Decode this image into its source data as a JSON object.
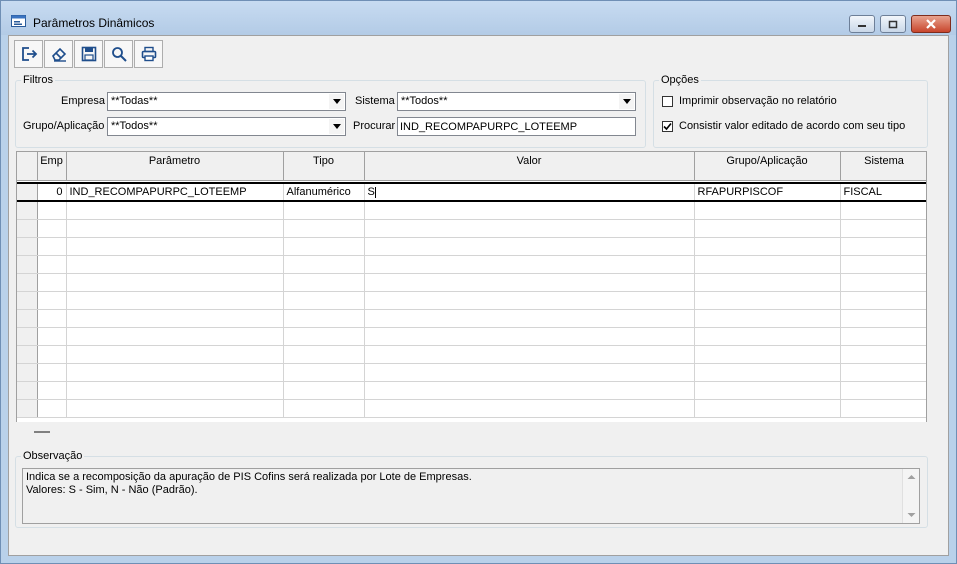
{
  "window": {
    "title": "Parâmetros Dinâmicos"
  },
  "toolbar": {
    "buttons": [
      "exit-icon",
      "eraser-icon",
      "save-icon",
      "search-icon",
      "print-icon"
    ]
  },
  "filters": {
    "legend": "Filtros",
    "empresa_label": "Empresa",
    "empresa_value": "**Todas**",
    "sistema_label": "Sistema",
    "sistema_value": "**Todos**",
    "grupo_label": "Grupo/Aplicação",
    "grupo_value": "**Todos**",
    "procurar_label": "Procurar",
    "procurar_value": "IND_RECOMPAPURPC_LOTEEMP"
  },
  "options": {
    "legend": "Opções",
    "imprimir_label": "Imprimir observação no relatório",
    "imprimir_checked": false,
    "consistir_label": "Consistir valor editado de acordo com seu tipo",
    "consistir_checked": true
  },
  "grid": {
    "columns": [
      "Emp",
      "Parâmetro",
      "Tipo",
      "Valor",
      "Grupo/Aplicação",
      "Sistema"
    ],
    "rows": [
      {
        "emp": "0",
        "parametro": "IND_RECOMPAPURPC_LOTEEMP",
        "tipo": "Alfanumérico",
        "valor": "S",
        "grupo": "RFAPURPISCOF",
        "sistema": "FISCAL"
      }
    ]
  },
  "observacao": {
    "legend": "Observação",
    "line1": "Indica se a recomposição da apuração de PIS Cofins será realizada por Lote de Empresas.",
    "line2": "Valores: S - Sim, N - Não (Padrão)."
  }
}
——
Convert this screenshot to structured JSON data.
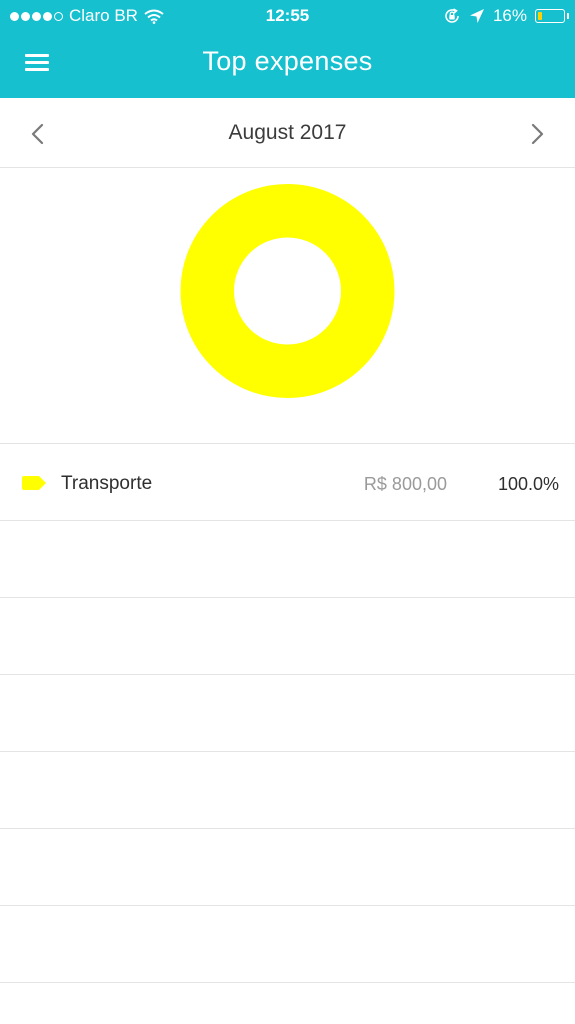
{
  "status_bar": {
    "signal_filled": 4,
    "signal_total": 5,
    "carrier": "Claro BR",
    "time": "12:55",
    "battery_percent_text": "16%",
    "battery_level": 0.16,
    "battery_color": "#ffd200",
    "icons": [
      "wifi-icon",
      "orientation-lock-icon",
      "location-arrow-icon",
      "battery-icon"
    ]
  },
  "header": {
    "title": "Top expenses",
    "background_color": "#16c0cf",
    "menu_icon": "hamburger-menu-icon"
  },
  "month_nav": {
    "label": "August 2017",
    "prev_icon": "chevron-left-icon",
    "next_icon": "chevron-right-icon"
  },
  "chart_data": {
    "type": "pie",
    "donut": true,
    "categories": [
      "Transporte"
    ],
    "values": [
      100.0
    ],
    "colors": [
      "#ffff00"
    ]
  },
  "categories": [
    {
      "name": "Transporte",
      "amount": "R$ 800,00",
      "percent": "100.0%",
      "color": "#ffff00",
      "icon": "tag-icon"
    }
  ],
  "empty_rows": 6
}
——
Exercise:
What is the number of lines in the records above that include the word "title"? Reply with that number and nothing more.

Answer for this exercise:
2